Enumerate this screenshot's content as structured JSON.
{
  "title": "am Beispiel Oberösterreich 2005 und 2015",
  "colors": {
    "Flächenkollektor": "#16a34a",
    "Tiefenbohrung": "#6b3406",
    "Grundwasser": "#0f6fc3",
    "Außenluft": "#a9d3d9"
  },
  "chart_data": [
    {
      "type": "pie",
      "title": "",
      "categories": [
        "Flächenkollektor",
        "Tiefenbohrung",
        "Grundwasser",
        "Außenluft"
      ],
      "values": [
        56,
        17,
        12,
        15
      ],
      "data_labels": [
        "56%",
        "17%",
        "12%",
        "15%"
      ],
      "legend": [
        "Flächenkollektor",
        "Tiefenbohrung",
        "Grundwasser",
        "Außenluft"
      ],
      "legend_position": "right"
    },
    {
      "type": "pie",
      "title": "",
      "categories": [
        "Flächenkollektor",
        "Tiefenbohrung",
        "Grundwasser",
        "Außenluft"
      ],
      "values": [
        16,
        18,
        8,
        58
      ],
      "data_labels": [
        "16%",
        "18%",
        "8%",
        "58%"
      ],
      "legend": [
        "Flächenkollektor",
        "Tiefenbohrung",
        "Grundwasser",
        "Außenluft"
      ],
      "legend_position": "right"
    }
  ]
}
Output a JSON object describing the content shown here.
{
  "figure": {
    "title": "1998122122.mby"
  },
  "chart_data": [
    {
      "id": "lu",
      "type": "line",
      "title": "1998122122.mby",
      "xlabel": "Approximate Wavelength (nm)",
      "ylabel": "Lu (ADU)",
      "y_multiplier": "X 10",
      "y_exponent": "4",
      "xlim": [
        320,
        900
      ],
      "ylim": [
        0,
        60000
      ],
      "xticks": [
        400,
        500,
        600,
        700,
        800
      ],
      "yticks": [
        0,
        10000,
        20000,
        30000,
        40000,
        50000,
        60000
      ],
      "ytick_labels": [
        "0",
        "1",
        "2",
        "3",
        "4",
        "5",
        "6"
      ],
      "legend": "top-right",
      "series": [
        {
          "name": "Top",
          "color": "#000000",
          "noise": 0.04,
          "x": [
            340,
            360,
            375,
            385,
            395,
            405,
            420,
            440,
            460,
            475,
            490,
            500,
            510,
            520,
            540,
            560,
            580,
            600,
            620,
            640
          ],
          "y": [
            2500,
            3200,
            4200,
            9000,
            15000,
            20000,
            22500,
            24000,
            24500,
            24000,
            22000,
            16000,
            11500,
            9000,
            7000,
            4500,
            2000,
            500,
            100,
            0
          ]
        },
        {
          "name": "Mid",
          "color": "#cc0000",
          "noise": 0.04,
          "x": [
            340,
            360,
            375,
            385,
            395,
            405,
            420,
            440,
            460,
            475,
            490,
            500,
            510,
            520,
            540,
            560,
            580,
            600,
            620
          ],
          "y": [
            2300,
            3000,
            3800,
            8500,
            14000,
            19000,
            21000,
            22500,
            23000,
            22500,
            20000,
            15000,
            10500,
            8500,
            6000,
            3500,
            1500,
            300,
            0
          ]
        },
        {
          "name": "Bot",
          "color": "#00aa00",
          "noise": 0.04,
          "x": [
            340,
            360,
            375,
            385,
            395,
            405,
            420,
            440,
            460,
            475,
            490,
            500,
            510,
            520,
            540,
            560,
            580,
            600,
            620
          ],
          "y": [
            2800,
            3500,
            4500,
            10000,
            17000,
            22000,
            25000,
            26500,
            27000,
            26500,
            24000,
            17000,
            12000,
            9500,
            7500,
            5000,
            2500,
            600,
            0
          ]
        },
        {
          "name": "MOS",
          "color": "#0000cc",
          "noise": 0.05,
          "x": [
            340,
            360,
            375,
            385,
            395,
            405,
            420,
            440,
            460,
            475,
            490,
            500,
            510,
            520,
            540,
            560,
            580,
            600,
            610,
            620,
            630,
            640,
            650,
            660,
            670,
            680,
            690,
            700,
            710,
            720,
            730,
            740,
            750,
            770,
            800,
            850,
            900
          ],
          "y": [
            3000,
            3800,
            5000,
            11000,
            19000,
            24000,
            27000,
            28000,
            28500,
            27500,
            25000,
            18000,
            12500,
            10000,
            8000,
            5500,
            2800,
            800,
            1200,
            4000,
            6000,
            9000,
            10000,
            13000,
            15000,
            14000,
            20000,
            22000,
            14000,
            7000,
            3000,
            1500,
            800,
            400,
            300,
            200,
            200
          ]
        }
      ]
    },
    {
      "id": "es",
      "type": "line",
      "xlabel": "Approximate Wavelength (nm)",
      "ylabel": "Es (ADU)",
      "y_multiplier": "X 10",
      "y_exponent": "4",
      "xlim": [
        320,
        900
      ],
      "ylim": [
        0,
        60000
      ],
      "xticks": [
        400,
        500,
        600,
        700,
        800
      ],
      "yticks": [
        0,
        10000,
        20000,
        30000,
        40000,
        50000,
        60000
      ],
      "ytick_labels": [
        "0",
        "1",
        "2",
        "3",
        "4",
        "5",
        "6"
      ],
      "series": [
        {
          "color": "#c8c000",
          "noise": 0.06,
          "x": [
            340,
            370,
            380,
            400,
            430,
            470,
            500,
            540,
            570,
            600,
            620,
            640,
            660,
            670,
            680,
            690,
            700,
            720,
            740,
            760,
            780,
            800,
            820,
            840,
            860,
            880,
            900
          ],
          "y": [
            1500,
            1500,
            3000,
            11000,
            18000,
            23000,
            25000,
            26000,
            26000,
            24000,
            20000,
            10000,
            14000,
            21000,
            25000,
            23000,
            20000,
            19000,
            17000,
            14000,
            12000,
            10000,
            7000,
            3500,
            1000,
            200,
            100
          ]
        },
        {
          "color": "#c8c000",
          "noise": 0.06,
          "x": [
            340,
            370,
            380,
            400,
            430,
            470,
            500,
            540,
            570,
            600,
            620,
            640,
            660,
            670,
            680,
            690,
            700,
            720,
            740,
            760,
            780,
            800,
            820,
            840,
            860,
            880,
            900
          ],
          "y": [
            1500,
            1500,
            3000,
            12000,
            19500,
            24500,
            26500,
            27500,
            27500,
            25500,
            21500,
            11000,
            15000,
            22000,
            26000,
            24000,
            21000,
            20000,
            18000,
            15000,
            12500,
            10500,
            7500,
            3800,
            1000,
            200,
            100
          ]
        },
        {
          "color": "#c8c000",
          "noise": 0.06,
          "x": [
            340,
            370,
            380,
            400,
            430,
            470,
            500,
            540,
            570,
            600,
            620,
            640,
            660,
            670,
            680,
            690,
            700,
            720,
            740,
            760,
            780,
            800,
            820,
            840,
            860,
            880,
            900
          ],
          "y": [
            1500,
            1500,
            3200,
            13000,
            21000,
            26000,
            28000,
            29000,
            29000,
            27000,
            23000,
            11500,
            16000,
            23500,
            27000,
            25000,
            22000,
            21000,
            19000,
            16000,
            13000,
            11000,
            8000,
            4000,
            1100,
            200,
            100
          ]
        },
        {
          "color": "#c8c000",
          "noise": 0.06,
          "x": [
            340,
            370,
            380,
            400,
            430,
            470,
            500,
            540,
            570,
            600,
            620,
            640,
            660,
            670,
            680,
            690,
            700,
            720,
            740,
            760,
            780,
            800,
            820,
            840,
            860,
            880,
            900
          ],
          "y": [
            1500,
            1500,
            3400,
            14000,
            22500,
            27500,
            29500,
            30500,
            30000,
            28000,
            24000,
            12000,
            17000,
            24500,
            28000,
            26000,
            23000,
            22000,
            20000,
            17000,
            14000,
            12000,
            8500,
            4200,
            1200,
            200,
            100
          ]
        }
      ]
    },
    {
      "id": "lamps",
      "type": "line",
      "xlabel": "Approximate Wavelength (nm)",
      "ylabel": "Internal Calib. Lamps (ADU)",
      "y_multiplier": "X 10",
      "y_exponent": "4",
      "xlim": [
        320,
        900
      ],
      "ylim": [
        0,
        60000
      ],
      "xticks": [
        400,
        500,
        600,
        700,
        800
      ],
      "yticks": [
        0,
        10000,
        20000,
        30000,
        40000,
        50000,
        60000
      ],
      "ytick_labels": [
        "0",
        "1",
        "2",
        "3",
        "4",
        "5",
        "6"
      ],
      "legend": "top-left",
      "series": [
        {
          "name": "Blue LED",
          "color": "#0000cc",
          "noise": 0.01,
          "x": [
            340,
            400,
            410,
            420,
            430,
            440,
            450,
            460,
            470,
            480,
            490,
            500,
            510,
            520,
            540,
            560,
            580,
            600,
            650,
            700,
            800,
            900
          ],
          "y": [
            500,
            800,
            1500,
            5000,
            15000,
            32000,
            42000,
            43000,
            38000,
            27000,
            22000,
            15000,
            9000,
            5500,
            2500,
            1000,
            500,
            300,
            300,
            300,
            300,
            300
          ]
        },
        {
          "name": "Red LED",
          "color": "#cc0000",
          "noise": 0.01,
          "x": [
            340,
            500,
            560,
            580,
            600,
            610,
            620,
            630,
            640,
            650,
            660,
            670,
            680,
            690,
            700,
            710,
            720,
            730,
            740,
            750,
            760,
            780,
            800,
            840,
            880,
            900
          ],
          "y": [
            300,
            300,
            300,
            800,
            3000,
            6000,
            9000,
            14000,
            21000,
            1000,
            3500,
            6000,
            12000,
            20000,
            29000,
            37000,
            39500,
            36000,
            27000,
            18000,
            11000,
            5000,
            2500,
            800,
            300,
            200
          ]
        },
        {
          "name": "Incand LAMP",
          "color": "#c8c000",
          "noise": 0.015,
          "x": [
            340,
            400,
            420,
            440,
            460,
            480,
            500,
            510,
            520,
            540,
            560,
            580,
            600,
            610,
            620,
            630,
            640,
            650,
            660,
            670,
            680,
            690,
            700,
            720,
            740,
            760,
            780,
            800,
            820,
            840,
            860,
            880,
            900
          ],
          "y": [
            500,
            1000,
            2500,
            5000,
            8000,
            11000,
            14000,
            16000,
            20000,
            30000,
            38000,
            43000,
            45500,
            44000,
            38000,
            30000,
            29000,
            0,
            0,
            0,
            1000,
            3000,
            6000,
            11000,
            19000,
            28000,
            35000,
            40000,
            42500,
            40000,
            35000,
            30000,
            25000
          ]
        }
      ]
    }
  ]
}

○ ○ ○ ○ ○

Short exercise: Search the entries for the word "JSON", then gather every line that has it.

Full solution:
Enumerate this screenshot's content as structured JSON.
Output a JSON object describing the content shown here.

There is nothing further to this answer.